Go through the entries below and copy each line containing the word "Index".
::::::::::
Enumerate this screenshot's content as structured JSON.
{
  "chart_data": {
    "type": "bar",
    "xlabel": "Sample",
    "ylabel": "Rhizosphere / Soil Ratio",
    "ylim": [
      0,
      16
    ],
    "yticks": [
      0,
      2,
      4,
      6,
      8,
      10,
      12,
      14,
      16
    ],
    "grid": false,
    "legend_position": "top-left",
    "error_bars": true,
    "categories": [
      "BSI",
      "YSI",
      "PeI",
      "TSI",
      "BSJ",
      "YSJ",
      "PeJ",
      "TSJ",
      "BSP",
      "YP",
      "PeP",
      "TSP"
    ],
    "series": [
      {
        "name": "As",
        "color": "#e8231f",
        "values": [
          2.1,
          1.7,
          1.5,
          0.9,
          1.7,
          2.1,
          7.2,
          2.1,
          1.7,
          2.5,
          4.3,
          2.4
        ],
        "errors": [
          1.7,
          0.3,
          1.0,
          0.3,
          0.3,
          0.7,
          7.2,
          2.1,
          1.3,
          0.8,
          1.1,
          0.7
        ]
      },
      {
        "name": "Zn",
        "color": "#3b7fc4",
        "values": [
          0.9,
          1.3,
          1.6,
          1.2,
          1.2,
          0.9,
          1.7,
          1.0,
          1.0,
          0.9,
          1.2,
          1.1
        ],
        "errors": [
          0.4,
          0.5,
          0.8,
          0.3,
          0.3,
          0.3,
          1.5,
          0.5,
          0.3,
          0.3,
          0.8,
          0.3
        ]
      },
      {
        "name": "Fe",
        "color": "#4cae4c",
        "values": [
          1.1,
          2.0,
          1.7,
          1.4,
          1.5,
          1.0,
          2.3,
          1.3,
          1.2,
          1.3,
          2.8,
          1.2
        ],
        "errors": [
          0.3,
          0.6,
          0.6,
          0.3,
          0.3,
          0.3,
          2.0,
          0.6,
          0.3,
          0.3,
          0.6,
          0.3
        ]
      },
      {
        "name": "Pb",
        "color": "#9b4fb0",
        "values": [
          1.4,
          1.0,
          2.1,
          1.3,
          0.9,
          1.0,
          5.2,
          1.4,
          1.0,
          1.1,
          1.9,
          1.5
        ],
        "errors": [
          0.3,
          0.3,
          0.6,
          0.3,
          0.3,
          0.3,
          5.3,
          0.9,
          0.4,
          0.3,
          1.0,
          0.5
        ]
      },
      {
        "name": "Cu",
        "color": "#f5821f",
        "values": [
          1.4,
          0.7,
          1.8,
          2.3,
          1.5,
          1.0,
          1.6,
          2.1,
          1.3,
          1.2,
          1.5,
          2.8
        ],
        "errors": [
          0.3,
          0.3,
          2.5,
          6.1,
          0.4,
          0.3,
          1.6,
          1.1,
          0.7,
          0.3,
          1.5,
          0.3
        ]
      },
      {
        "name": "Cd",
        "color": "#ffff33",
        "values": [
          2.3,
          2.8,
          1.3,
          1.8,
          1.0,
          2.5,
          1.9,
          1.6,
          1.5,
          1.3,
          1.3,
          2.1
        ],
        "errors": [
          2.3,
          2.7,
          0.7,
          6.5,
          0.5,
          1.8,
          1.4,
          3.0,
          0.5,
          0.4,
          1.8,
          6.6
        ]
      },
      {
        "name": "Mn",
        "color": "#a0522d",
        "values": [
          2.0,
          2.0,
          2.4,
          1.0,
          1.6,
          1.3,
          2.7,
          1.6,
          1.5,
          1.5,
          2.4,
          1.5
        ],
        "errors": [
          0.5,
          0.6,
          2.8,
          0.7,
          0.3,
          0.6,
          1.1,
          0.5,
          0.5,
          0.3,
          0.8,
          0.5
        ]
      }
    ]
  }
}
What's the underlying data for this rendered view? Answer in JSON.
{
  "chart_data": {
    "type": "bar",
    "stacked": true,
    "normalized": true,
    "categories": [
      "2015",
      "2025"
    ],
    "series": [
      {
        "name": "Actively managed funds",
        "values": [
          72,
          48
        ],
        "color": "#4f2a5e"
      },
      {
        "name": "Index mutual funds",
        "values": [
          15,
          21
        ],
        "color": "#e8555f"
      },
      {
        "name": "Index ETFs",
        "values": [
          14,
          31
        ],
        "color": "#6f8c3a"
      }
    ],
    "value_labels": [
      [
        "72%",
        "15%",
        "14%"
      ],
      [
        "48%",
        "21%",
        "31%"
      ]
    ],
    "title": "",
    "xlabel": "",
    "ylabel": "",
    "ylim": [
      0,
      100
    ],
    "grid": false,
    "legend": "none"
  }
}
::::::::::
**The solution**
        "name": "Index mutual funds",
        "name": "Index ETFs",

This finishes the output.